What is expected »
Set down each record exactly as written.

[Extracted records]
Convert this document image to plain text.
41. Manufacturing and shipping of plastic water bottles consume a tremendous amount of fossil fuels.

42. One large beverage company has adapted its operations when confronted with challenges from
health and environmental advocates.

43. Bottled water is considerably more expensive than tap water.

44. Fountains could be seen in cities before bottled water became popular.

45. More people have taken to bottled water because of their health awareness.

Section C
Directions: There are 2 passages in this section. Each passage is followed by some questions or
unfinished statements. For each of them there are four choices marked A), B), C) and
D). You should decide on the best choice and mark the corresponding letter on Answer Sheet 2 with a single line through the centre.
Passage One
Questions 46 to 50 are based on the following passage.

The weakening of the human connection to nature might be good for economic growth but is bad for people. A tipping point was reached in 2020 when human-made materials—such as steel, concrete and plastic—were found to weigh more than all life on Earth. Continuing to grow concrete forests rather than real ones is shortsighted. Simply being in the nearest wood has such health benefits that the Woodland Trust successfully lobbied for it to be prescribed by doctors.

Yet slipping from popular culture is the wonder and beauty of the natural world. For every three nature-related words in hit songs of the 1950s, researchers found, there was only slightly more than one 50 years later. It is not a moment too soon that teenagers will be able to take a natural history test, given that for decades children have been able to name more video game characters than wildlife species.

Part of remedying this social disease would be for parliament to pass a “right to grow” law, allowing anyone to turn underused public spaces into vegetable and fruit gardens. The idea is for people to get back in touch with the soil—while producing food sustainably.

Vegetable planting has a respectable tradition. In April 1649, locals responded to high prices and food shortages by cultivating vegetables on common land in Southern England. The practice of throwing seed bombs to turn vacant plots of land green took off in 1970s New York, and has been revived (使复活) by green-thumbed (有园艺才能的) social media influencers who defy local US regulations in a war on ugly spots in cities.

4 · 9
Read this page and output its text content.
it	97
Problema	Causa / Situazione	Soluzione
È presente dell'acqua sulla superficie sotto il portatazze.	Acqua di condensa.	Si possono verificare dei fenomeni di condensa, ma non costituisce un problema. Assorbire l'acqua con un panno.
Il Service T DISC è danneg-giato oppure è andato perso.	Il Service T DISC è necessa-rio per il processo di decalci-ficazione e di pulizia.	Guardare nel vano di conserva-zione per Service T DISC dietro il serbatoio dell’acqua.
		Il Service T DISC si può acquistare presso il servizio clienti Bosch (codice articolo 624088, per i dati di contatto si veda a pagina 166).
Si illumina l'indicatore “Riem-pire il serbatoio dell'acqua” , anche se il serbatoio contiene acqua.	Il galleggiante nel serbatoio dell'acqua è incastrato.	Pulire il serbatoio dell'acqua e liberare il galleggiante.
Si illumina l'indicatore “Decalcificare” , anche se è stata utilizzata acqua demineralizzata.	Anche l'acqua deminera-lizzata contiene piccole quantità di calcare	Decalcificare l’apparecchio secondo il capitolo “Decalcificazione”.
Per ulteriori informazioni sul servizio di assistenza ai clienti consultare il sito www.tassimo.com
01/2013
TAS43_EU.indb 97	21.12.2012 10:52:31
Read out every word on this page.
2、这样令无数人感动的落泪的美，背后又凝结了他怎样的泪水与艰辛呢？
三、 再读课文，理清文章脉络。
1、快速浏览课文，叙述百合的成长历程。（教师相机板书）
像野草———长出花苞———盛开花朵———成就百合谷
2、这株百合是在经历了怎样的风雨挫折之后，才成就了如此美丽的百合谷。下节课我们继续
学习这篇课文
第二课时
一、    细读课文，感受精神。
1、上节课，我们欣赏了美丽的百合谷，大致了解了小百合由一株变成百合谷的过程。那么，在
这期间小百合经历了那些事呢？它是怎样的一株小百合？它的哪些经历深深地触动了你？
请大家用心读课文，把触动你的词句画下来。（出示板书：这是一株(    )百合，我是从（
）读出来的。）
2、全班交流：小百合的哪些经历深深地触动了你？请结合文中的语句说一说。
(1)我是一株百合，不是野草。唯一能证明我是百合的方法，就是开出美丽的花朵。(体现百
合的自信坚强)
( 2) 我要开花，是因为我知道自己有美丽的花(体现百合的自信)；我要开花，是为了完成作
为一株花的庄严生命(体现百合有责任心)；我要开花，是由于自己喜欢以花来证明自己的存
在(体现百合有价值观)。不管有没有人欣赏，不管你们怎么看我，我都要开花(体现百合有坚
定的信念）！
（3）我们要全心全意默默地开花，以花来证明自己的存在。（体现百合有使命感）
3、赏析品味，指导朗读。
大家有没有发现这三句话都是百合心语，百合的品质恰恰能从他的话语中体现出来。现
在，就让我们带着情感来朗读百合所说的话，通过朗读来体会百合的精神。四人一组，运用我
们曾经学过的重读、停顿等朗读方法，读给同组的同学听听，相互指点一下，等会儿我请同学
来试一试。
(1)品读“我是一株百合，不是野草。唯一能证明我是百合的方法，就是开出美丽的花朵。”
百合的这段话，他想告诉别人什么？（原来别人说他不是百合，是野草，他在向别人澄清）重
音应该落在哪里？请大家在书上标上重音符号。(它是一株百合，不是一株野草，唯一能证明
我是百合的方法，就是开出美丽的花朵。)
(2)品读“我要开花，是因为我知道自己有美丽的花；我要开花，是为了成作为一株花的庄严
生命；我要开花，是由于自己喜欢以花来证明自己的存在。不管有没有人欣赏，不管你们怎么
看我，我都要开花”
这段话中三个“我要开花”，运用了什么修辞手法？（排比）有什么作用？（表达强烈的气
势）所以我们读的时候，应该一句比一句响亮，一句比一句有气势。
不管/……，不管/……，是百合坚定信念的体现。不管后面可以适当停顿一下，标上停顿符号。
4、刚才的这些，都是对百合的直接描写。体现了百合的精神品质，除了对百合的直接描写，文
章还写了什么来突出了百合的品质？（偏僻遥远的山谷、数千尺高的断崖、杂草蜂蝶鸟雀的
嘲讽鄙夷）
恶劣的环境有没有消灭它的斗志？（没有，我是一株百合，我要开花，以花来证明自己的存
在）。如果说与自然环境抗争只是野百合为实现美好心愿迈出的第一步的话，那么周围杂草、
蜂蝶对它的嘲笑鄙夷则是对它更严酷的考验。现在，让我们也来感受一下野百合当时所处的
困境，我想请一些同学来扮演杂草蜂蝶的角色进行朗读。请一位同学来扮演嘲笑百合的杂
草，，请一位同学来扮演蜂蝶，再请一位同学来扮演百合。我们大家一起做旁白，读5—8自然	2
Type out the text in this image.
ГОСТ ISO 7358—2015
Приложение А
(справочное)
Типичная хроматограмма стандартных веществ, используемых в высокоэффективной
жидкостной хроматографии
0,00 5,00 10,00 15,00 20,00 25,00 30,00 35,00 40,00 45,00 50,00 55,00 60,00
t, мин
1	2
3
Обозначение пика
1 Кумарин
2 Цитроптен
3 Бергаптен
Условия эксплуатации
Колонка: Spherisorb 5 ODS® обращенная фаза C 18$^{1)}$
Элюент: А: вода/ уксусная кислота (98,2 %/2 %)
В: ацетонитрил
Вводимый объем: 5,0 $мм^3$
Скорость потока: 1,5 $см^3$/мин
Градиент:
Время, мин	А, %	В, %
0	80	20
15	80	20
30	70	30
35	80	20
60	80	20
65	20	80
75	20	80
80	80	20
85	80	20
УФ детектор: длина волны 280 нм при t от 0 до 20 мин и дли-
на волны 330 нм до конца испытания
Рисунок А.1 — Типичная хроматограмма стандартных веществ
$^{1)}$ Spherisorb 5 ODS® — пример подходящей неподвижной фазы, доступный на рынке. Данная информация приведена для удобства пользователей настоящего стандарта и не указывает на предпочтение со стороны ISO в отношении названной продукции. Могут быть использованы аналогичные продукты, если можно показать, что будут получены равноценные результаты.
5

Answer in full »
Convert this document image to plain text.
41. Manufacturing and shipping of plastic water bottles consume a tremendous amount of fossil fuels.

42. One large beverage company has adapted its operations when confronted with challenges from
health and environmental advocates.

43. Bottled water is considerably more expensive than tap water.

44. Fountains could be seen in cities before bottled water became popular.

45. More people have taken to bottled water because of their health awareness.

Section C
Directions: There are 2 passages in this section. Each passage is followed by some questions or
unfinished statements. For each of them there are four choices marked A), B), C) and
D). You should decide on the best choice and mark the corresponding letter on Answer Sheet 2 with a single line through the centre.
Passage One
Questions 46 to 50 are based on the following passage.

The weakening of the human connection to nature might be good for economic growth but is bad for people. A tipping point was reached in 2020 when human-made materials—such as steel, concrete and plastic—were found to weigh more than all life on Earth. Continuing to grow concrete forests rather than real ones is shortsighted. Simply being in the nearest wood has such health benefits that the Woodland Trust successfully lobbied for it to be prescribed by doctors.

Yet slipping from popular culture is the wonder and beauty of the natural world. For every three nature-related words in hit songs of the 1950s, researchers found, there was only slightly more than one 50 years later. It is not a moment too soon that teenagers will be able to take a natural history test, given that for decades children have been able to name more video game characters than wildlife species.

Part of remedying this social disease would be for parliament to pass a “right to grow” law, allowing anyone to turn underused public spaces into vegetable and fruit gardens. The idea is for people to get back in touch with the soil—while producing food sustainably.

Vegetable planting has a respectable tradition. In April 1649, locals responded to high prices and food shortages by cultivating vegetables on common land in Southern England. The practice of throwing seed bombs to turn vacant plots of land green took off in 1970s New York, and has been revived (使复活) by green-thumbed (有园艺才能的) social media influencers who defy local US regulations in a war on ugly spots in cities.

4 · 9
Read this page and output its text content.
it	97
Problema	Causa / Situazione	Soluzione
È presente dell'acqua sulla superficie sotto il portatazze.	Acqua di condensa.	Si possono verificare dei fenomeni di condensa, ma non costituisce un problema. Assorbire l'acqua con un panno.
Il Service T DISC è danneg-giato oppure è andato perso.	Il Service T DISC è necessa-rio per il processo di decalci-ficazione e di pulizia.	Guardare nel vano di conserva-zione per Service T DISC dietro il serbatoio dell’acqua.
		Il Service T DISC si può acquistare presso il servizio clienti Bosch (codice articolo 624088, per i dati di contatto si veda a pagina 166).
Si illumina l'indicatore “Riem-pire il serbatoio dell'acqua” , anche se il serbatoio contiene acqua.	Il galleggiante nel serbatoio dell'acqua è incastrato.	Pulire il serbatoio dell'acqua e liberare il galleggiante.
Si illumina l'indicatore “Decalcificare” , anche se è stata utilizzata acqua demineralizzata.	Anche l'acqua deminera-lizzata contiene piccole quantità di calcare	Decalcificare l’apparecchio secondo il capitolo “Decalcificazione”.
Per ulteriori informazioni sul servizio di assistenza ai clienti consultare il sito www.tassimo.com
01/2013
TAS43_EU.indb 97	21.12.2012 10:52:31
Read out every word on this page.
2、这样令无数人感动的落泪的美，背后又凝结了他怎样的泪水与艰辛呢？
三、 再读课文，理清文章脉络。
1、快速浏览课文，叙述百合的成长历程。（教师相机板书）
像野草———长出花苞———盛开花朵———成就百合谷
2、这株百合是在经历了怎样的风雨挫折之后，才成就了如此美丽的百合谷。下节课我们继续
学习这篇课文
第二课时
一、    细读课文，感受精神。
1、上节课，我们欣赏了美丽的百合谷，大致了解了小百合由一株变成百合谷的过程。那么，在
这期间小百合经历了那些事呢？它是怎样的一株小百合？它的哪些经历深深地触动了你？
请大家用心读课文，把触动你的词句画下来。（出示板书：这是一株(    )百合，我是从（
）读出来的。）
2、全班交流：小百合的哪些经历深深地触动了你？请结合文中的语句说一说。
(1)我是一株百合，不是野草。唯一能证明我是百合的方法，就是开出美丽的花朵。(体现百
合的自信坚强)
( 2) 我要开花，是因为我知道自己有美丽的花(体现百合的自信)；我要开花，是为了完成作
为一株花的庄严生命(体现百合有责任心)；我要开花，是由于自己喜欢以花来证明自己的存
在(体现百合有价值观)。不管有没有人欣赏，不管你们怎么看我，我都要开花(体现百合有坚
定的信念）！
（3）我们要全心全意默默地开花，以花来证明自己的存在。（体现百合有使命感）
3、赏析品味，指导朗读。
大家有没有发现这三句话都是百合心语，百合的品质恰恰能从他的话语中体现出来。现
在，就让我们带着情感来朗读百合所说的话，通过朗读来体会百合的精神。四人一组，运用我
们曾经学过的重读、停顿等朗读方法，读给同组的同学听听，相互指点一下，等会儿我请同学
来试一试。
(1)品读“我是一株百合，不是野草。唯一能证明我是百合的方法，就是开出美丽的花朵。”
百合的这段话，他想告诉别人什么？（原来别人说他不是百合，是野草，他在向别人澄清）重
音应该落在哪里？请大家在书上标上重音符号。(它是一株百合，不是一株野草，唯一能证明
我是百合的方法，就是开出美丽的花朵。)
(2)品读“我要开花，是因为我知道自己有美丽的花；我要开花，是为了成作为一株花的庄严
生命；我要开花，是由于自己喜欢以花来证明自己的存在。不管有没有人欣赏，不管你们怎么
看我，我都要开花”
这段话中三个“我要开花”，运用了什么修辞手法？（排比）有什么作用？（表达强烈的气
势）所以我们读的时候，应该一句比一句响亮，一句比一句有气势。
不管/……，不管/……，是百合坚定信念的体现。不管后面可以适当停顿一下，标上停顿符号。
4、刚才的这些，都是对百合的直接描写。体现了百合的精神品质，除了对百合的直接描写，文
章还写了什么来突出了百合的品质？（偏僻遥远的山谷、数千尺高的断崖、杂草蜂蝶鸟雀的
嘲讽鄙夷）
恶劣的环境有没有消灭它的斗志？（没有，我是一株百合，我要开花，以花来证明自己的存
在）。如果说与自然环境抗争只是野百合为实现美好心愿迈出的第一步的话，那么周围杂草、
蜂蝶对它的嘲笑鄙夷则是对它更严酷的考验。现在，让我们也来感受一下野百合当时所处的
困境，我想请一些同学来扮演杂草蜂蝶的角色进行朗读。请一位同学来扮演嘲笑百合的杂
草，，请一位同学来扮演蜂蝶，再请一位同学来扮演百合。我们大家一起做旁白，读5—8自然	2
Type out the text in this image.
ГОСТ ISO 7358—2015
Приложение А
(справочное)
Типичная хроматограмма стандартных веществ, используемых в высокоэффективной
жидкостной хроматографии
0,00 5,00 10,00 15,00 20,00 25,00 30,00 35,00 40,00 45,00 50,00 55,00 60,00
t, мин
1	2
3
Обозначение пика
1 Кумарин
2 Цитроптен
3 Бергаптен
Условия эксплуатации
Колонка: Spherisorb 5 ODS® обращенная фаза C 18$^{1)}$
Элюент: А: вода/ уксусная кислота (98,2 %/2 %)
В: ацетонитрил
Вводимый объем: 5,0 $мм^3$
Скорость потока: 1,5 $см^3$/мин
Градиент:
Время, мин	А, %	В, %
0	80	20
15	80	20
30	70	30
35	80	20
60	80	20
65	20	80
75	20	80
80	80	20
85	80	20
УФ детектор: длина волны 280 нм при t от 0 до 20 мин и дли-
на волны 330 нм до конца испытания
Рисунок А.1 — Типичная хроматограмма стандартных веществ
$^{1)}$ Spherisorb 5 ODS® — пример подходящей неподвижной фазы, доступный на рынке. Данная информация приведена для удобства пользователей настоящего стандарта и не указывает на предпочтение со стороны ISO в отношении названной продукции. Могут быть использованы аналогичные продукты, если можно показать, что будут получены равноценные результаты.
5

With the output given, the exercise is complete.